> [Data records]:
## Begin

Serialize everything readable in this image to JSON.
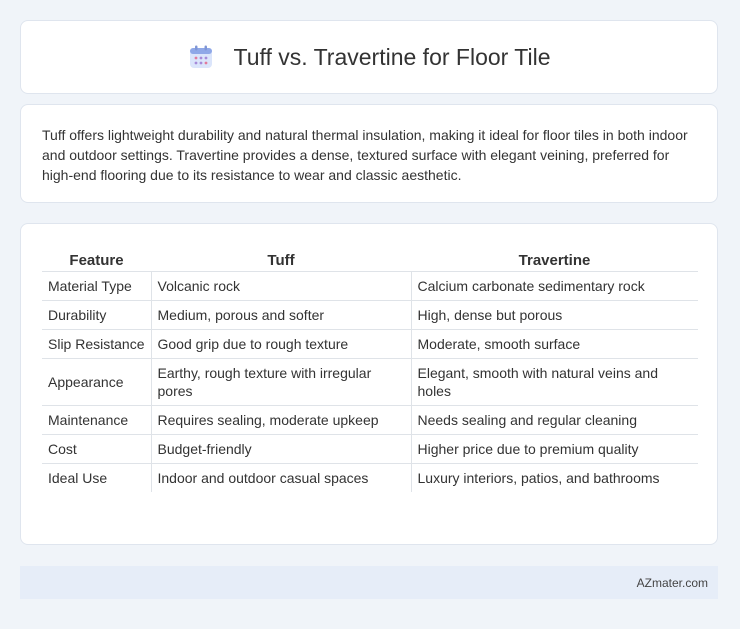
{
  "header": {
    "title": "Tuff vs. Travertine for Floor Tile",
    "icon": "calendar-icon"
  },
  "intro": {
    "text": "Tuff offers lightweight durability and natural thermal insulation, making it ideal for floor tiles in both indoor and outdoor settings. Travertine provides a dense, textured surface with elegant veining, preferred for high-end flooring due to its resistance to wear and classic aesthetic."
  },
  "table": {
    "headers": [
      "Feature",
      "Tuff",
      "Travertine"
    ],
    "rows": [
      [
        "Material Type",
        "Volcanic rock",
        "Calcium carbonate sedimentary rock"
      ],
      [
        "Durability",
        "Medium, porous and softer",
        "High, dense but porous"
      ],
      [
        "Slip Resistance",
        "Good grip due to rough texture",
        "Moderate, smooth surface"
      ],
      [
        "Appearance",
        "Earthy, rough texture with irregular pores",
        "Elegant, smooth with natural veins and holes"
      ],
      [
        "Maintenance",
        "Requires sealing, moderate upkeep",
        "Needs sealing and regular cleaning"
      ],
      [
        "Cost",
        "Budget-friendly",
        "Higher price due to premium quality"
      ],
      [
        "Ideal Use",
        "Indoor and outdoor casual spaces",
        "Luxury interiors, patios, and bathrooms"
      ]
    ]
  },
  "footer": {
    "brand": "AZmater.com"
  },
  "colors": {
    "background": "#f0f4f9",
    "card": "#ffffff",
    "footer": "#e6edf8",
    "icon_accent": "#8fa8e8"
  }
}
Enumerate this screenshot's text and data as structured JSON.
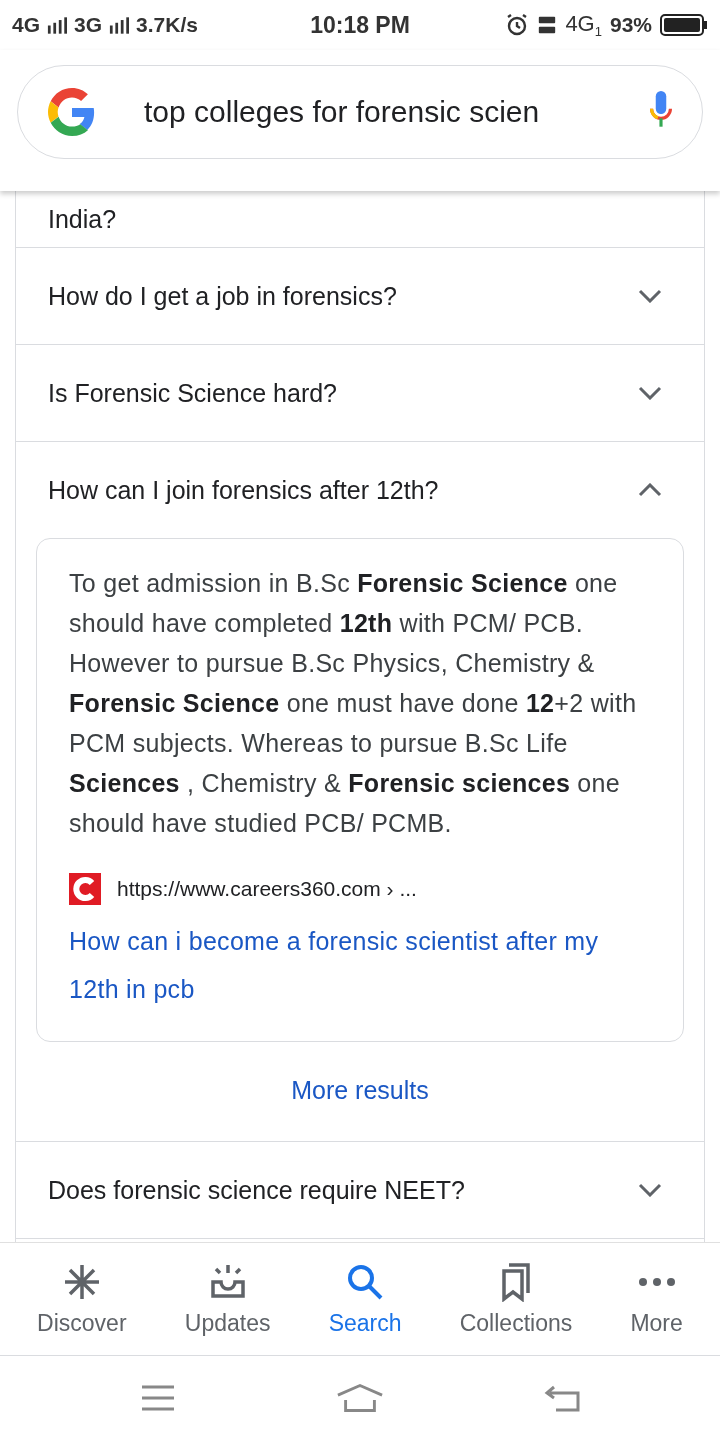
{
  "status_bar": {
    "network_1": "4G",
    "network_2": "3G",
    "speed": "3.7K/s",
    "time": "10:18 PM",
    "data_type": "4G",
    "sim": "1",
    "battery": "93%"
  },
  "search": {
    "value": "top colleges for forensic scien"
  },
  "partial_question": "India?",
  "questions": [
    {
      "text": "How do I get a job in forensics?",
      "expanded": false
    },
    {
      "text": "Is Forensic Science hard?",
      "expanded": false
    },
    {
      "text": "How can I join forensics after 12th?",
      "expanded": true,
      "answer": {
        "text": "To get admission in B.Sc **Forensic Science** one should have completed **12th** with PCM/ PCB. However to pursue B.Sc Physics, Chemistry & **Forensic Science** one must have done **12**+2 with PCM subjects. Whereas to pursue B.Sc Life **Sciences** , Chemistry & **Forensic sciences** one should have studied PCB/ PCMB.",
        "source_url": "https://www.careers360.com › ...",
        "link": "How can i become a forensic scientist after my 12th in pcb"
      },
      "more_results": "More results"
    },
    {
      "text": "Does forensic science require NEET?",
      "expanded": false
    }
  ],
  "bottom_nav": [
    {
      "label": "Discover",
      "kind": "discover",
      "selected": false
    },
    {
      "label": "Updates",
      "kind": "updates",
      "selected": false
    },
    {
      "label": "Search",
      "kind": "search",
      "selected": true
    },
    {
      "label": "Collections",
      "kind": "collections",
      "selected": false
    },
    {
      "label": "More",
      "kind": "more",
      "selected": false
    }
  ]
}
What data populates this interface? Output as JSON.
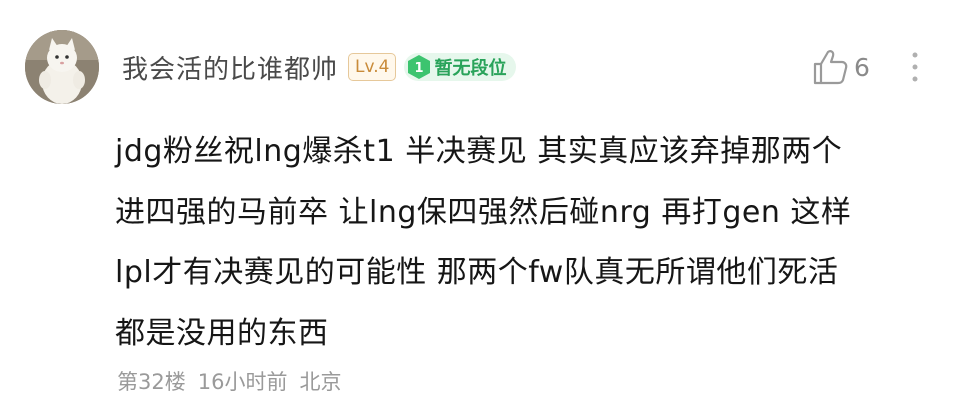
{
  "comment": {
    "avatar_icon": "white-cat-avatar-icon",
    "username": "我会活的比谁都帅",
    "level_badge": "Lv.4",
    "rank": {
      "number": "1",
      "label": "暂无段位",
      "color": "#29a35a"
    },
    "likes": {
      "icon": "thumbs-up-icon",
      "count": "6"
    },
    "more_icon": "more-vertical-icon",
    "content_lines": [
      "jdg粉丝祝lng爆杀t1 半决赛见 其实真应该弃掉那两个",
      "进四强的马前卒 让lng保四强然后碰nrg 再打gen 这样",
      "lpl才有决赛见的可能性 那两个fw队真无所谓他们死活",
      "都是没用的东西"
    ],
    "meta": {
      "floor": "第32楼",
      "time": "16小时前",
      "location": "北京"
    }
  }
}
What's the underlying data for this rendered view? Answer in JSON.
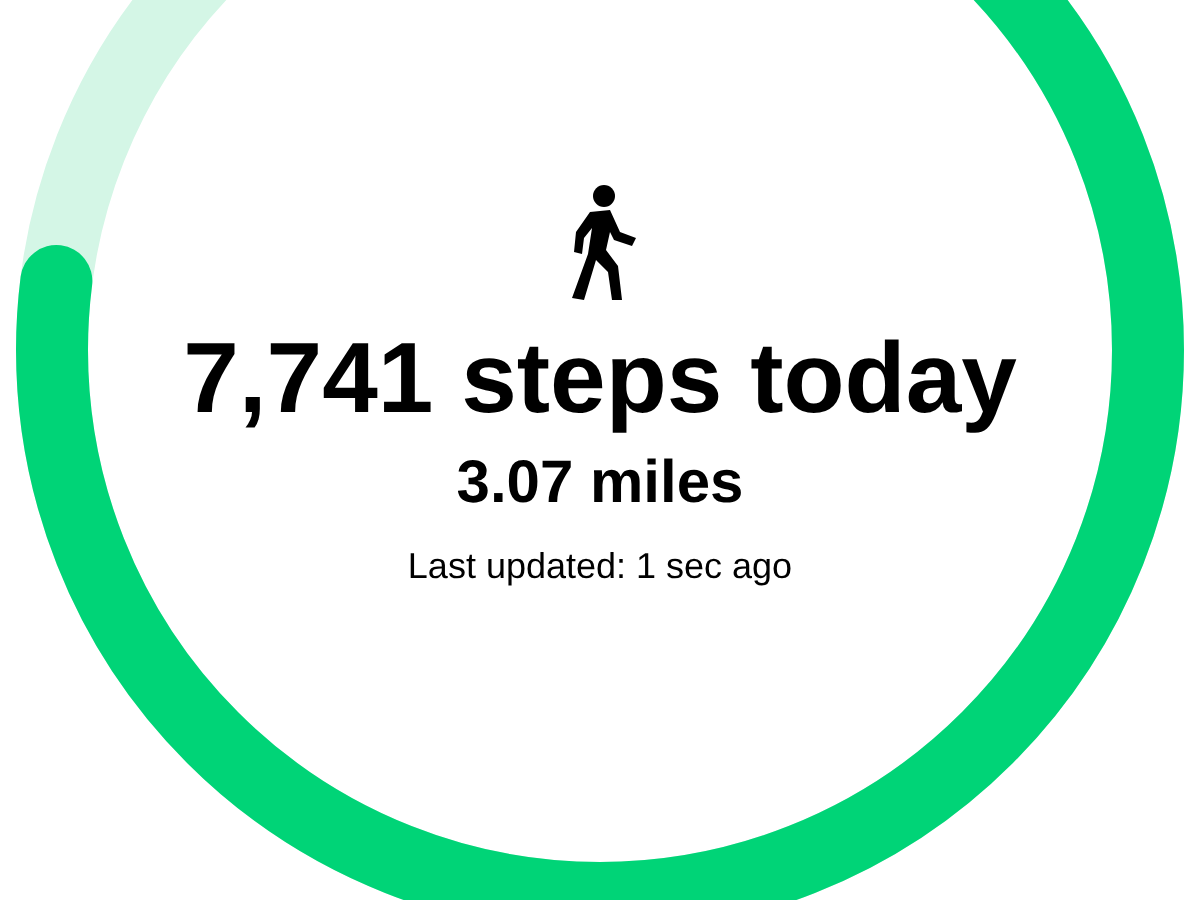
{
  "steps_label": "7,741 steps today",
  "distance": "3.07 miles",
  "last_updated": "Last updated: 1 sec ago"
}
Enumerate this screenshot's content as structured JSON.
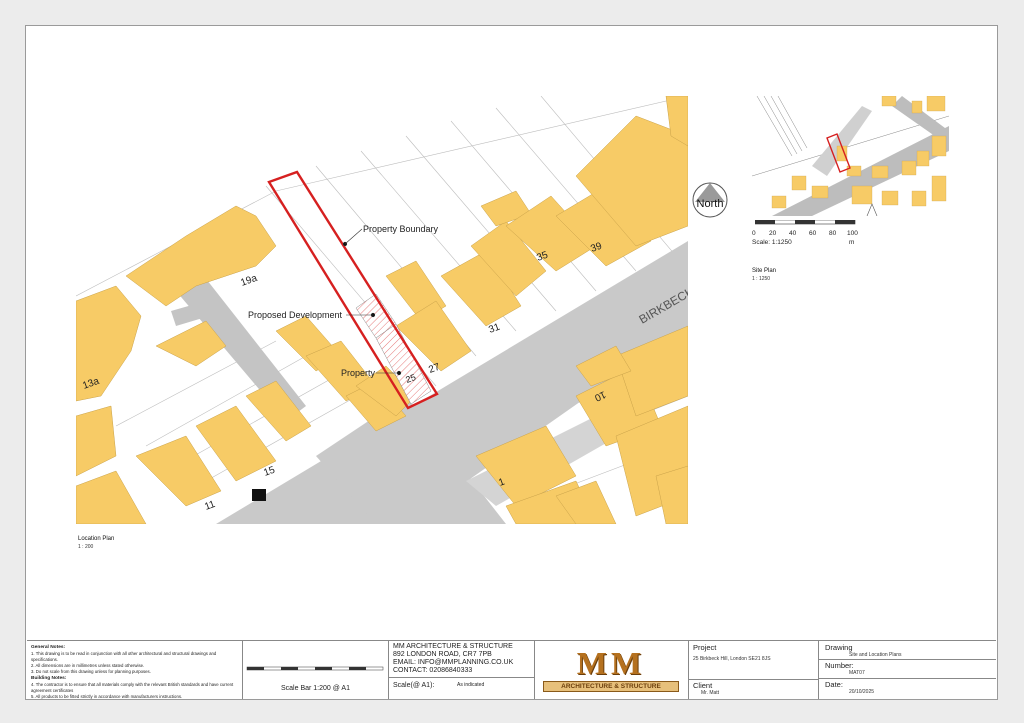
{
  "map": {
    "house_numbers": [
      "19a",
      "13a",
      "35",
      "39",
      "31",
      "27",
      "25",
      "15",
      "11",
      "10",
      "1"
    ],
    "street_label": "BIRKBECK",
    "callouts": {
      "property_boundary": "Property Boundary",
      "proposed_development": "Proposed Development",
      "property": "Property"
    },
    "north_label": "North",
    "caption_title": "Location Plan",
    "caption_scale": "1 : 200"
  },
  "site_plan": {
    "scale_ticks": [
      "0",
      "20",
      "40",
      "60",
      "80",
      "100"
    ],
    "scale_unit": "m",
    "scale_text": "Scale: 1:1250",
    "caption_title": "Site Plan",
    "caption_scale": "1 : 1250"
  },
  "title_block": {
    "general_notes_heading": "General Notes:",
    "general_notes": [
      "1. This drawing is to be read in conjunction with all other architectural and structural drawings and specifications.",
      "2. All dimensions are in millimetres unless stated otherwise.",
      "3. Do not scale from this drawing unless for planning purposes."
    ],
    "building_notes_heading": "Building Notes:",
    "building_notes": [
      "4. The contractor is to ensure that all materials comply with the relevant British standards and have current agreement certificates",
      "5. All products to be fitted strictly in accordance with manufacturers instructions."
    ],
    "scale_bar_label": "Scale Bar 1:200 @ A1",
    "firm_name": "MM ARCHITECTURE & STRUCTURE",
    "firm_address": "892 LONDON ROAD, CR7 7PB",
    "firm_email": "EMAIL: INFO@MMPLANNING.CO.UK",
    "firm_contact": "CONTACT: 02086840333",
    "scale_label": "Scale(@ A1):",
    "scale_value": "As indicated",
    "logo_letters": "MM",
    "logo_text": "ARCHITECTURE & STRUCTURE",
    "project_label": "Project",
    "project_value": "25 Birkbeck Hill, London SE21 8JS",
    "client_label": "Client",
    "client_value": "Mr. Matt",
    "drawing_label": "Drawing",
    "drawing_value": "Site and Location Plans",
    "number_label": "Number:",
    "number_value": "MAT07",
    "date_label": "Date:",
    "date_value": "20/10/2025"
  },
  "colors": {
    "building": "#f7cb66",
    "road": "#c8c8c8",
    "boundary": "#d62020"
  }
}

## End

> [Aim]:
Copy the records above exactly. The pictures are not part of the copy.

> [Correct answer]:
Serialize everything readable in this image to JSON.
{
  "header": {
    "title": "Tuff vs. Travertine for Floor Tile",
    "icon": "calendar-icon"
  },
  "intro": {
    "text": "Tuff offers lightweight durability and natural thermal insulation, making it ideal for floor tiles in both indoor and outdoor settings. Travertine provides a dense, textured surface with elegant veining, preferred for high-end flooring due to its resistance to wear and classic aesthetic."
  },
  "table": {
    "headers": [
      "Feature",
      "Tuff",
      "Travertine"
    ],
    "rows": [
      [
        "Material Type",
        "Volcanic rock",
        "Calcium carbonate sedimentary rock"
      ],
      [
        "Durability",
        "Medium, porous and softer",
        "High, dense but porous"
      ],
      [
        "Slip Resistance",
        "Good grip due to rough texture",
        "Moderate, smooth surface"
      ],
      [
        "Appearance",
        "Earthy, rough texture with irregular pores",
        "Elegant, smooth with natural veins and holes"
      ],
      [
        "Maintenance",
        "Requires sealing, moderate upkeep",
        "Needs sealing and regular cleaning"
      ],
      [
        "Cost",
        "Budget-friendly",
        "Higher price due to premium quality"
      ],
      [
        "Ideal Use",
        "Indoor and outdoor casual spaces",
        "Luxury interiors, patios, and bathrooms"
      ]
    ]
  },
  "footer": {
    "brand": "AZmater.com"
  },
  "colors": {
    "background": "#f0f4f9",
    "card": "#ffffff",
    "footer": "#e6edf8",
    "icon_accent": "#8fa8e8"
  }
}
Enumerate this screenshot's text and data as structured JSON.
{
  "status_bar": {
    "network_1": "4G",
    "network_2": "3G",
    "speed": "3.7K/s",
    "time": "10:18 PM",
    "data_type": "4G",
    "sim": "1",
    "battery": "93%"
  },
  "search": {
    "value": "top colleges for forensic scien"
  },
  "partial_question": "India?",
  "questions": [
    {
      "text": "How do I get a job in forensics?",
      "expanded": false
    },
    {
      "text": "Is Forensic Science hard?",
      "expanded": false
    },
    {
      "text": "How can I join forensics after 12th?",
      "expanded": true,
      "answer": {
        "text": "To get admission in B.Sc **Forensic Science** one should have completed **12th** with PCM/ PCB. However to pursue B.Sc Physics, Chemistry & **Forensic Science** one must have done **12**+2 with PCM subjects. Whereas to pursue B.Sc Life **Sciences** , Chemistry & **Forensic sciences** one should have studied PCB/ PCMB.",
        "source_url": "https://www.careers360.com › ...",
        "link": "How can i become a forensic scientist after my 12th in pcb"
      },
      "more_results": "More results"
    },
    {
      "text": "Does forensic science require NEET?",
      "expanded": false
    }
  ],
  "bottom_nav": [
    {
      "label": "Discover",
      "kind": "discover",
      "selected": false
    },
    {
      "label": "Updates",
      "kind": "updates",
      "selected": false
    },
    {
      "label": "Search",
      "kind": "search",
      "selected": true
    },
    {
      "label": "Collections",
      "kind": "collections",
      "selected": false
    },
    {
      "label": "More",
      "kind": "more",
      "selected": false
    }
  ]
}
What data populates this interface? Output as JSON.
{
  "comment": {
    "avatar_icon": "white-cat-avatar-icon",
    "username": "我会活的比谁都帅",
    "level_badge": "Lv.4",
    "rank": {
      "number": "1",
      "label": "暂无段位",
      "color": "#29a35a"
    },
    "likes": {
      "icon": "thumbs-up-icon",
      "count": "6"
    },
    "more_icon": "more-vertical-icon",
    "content_lines": [
      "jdg粉丝祝lng爆杀t1 半决赛见 其实真应该弃掉那两个",
      "进四强的马前卒 让lng保四强然后碰nrg 再打gen 这样",
      "lpl才有决赛见的可能性 那两个fw队真无所谓他们死活",
      "都是没用的东西"
    ],
    "meta": {
      "floor": "第32楼",
      "time": "16小时前",
      "location": "北京"
    }
  }
}
What's the underlying data for this rendered view? Answer in JSON.
{
  "steps_label": "7,741 steps today",
  "distance": "3.07 miles",
  "last_updated": "Last updated: 1 sec ago"
}
Enumerate this screenshot's content as structured JSON.
{
  "map": {
    "house_numbers": [
      "19a",
      "13a",
      "35",
      "39",
      "31",
      "27",
      "25",
      "15",
      "11",
      "10",
      "1"
    ],
    "street_label": "BIRKBECK",
    "callouts": {
      "property_boundary": "Property Boundary",
      "proposed_development": "Proposed Development",
      "property": "Property"
    },
    "north_label": "North",
    "caption_title": "Location Plan",
    "caption_scale": "1 : 200"
  },
  "site_plan": {
    "scale_ticks": [
      "0",
      "20",
      "40",
      "60",
      "80",
      "100"
    ],
    "scale_unit": "m",
    "scale_text": "Scale: 1:1250",
    "caption_title": "Site Plan",
    "caption_scale": "1 : 1250"
  },
  "title_block": {
    "general_notes_heading": "General Notes:",
    "general_notes": [
      "1. This drawing is to be read in conjunction with all other architectural and structural drawings and specifications.",
      "2. All dimensions are in millimetres unless stated otherwise.",
      "3. Do not scale from this drawing unless for planning purposes."
    ],
    "building_notes_heading": "Building Notes:",
    "building_notes": [
      "4. The contractor is to ensure that all materials comply with the relevant British standards and have current agreement certificates",
      "5. All products to be fitted strictly in accordance with manufacturers instructions."
    ],
    "scale_bar_label": "Scale Bar 1:200 @ A1",
    "firm_name": "MM ARCHITECTURE & STRUCTURE",
    "firm_address": "892 LONDON ROAD, CR7 7PB",
    "firm_email": "EMAIL: INFO@MMPLANNING.CO.UK",
    "firm_contact": "CONTACT: 02086840333",
    "scale_label": "Scale(@ A1):",
    "scale_value": "As indicated",
    "logo_letters": "MM",
    "logo_text": "ARCHITECTURE & STRUCTURE",
    "project_label": "Project",
    "project_value": "25 Birkbeck Hill, London SE21 8JS",
    "client_label": "Client",
    "client_value": "Mr. Matt",
    "drawing_label": "Drawing",
    "drawing_value": "Site and Location Plans",
    "number_label": "Number:",
    "number_value": "MAT07",
    "date_label": "Date:",
    "date_value": "20/10/2025"
  },
  "colors": {
    "building": "#f7cb66",
    "road": "#c8c8c8",
    "boundary": "#d62020"
  }
}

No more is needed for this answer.